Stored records
++++++++++++++++++++
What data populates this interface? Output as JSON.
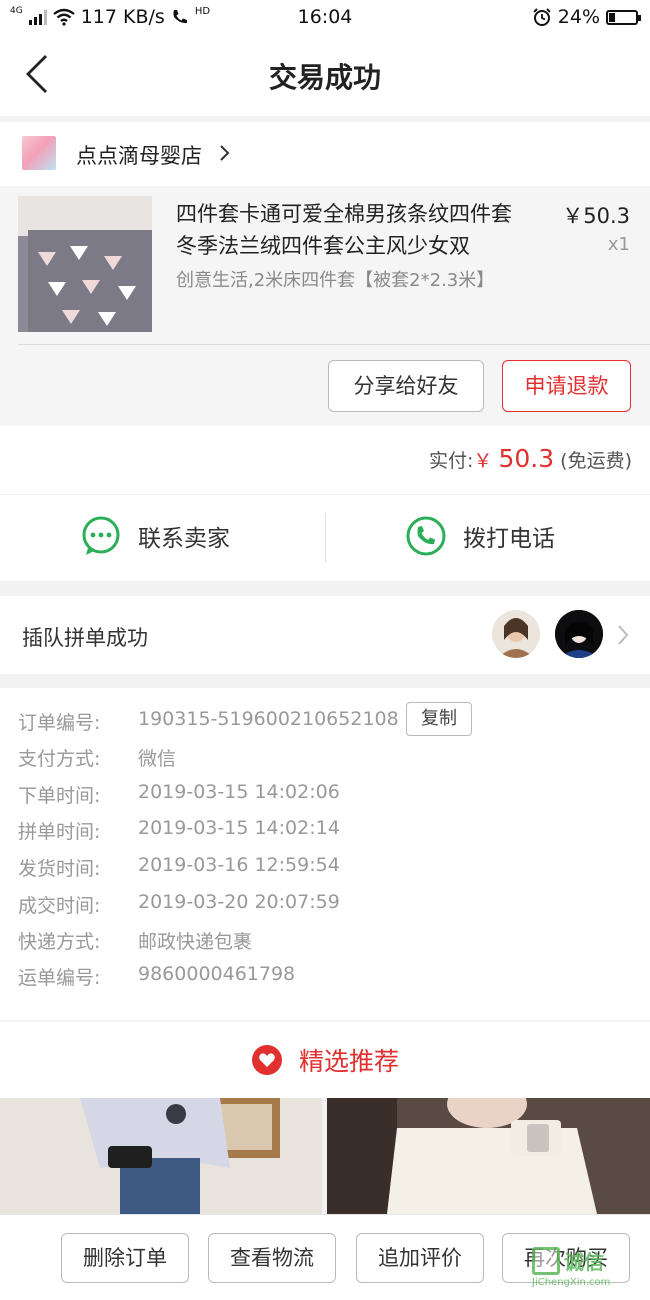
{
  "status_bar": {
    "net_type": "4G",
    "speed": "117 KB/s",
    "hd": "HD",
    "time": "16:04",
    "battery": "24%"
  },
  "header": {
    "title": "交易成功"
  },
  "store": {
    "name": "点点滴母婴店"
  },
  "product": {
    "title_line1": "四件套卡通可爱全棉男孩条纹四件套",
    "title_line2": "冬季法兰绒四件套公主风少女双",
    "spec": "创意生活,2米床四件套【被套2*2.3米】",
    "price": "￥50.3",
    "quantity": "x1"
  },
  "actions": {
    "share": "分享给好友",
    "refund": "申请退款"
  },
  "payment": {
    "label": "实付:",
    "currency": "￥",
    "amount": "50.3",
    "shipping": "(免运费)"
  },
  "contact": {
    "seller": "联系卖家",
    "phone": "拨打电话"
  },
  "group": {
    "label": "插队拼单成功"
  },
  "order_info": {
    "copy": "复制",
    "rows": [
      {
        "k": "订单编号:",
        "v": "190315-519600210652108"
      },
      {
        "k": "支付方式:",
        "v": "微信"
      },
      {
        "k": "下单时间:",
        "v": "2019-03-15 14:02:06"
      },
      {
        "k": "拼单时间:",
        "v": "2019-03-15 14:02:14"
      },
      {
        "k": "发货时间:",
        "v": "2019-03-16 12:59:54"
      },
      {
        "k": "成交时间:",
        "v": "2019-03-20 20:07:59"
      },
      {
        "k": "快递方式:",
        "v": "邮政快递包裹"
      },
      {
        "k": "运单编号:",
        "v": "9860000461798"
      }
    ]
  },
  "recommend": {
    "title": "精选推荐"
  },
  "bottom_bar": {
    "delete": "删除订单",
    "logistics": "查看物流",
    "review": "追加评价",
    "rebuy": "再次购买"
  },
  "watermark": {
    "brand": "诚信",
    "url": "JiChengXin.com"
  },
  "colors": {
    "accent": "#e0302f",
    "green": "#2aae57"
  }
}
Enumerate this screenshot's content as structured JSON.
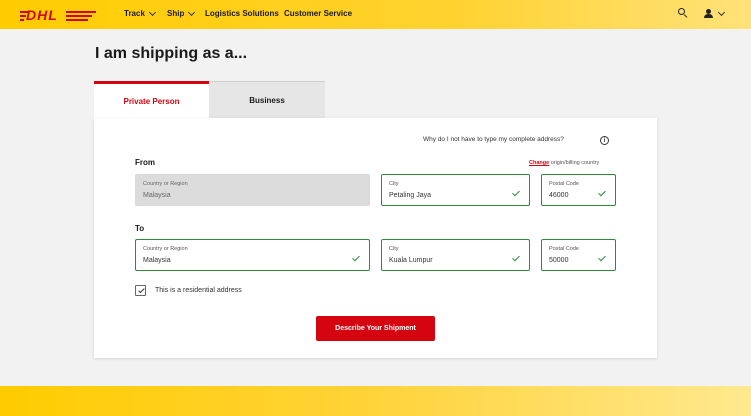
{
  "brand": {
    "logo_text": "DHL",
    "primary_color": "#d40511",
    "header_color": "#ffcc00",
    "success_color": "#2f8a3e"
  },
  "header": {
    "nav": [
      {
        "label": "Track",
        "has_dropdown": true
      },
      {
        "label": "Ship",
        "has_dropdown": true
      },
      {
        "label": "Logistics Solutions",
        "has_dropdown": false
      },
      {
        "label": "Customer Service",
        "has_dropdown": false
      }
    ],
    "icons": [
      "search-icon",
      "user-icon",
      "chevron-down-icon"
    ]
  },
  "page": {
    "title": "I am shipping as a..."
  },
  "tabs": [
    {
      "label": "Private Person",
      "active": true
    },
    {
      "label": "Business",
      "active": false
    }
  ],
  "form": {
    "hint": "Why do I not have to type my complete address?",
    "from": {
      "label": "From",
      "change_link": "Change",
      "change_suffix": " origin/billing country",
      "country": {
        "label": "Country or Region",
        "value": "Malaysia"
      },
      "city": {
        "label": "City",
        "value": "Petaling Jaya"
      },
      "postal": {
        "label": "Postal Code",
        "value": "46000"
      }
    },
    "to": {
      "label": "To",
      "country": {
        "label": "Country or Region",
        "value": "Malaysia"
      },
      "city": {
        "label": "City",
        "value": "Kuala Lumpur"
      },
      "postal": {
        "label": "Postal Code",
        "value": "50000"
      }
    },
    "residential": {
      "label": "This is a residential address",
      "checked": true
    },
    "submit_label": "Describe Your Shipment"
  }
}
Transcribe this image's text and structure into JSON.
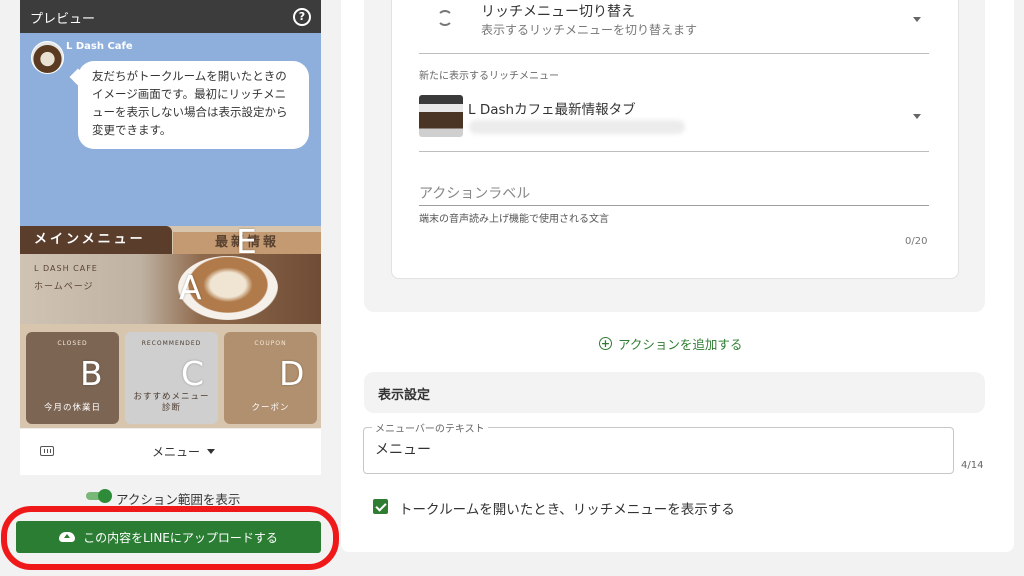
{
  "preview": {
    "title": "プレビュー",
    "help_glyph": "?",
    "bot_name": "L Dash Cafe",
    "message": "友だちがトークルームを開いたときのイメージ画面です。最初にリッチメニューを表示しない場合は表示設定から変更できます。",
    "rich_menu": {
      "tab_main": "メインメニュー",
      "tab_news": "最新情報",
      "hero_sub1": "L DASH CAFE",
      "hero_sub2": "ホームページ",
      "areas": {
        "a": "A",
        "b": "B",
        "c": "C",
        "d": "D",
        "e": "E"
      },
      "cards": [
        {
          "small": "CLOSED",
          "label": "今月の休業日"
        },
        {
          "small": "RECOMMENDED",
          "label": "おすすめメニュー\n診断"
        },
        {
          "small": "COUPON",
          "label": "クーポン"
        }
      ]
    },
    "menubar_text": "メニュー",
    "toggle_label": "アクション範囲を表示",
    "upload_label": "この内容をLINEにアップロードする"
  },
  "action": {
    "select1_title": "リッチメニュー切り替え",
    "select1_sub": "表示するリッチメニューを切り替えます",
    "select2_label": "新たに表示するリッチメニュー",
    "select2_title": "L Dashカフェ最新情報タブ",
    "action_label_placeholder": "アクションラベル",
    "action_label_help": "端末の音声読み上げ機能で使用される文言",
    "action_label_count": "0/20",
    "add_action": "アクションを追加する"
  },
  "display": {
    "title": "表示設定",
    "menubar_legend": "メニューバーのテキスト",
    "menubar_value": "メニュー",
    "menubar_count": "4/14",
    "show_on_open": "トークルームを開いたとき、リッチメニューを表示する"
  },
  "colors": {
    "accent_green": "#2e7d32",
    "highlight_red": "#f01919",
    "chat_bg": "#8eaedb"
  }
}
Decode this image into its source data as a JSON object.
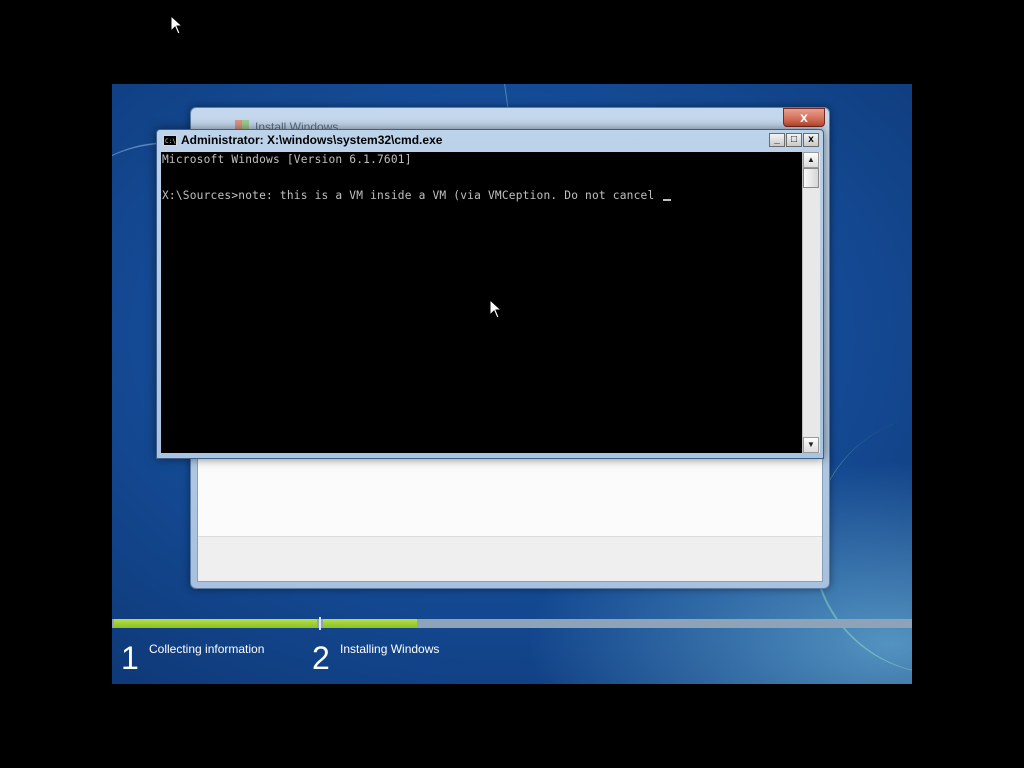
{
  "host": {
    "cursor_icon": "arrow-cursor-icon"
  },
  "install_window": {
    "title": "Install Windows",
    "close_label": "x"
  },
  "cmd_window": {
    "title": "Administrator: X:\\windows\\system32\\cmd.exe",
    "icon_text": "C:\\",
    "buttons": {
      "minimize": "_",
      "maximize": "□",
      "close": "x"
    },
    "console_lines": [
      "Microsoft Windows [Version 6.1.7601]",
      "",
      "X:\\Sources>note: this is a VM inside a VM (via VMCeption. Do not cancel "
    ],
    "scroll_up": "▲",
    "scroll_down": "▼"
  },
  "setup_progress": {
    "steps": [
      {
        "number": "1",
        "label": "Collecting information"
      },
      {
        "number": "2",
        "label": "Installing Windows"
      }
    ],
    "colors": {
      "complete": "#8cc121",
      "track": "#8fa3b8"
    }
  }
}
++++++++++++++++++++
REQUIREMENTS :: In the entries above, find each line with the string "shipping" and copy it.

RESPONSE TO THIS EXERCISE ::
    "shipping": "(免运费)"
    "title": "I am shipping as a..."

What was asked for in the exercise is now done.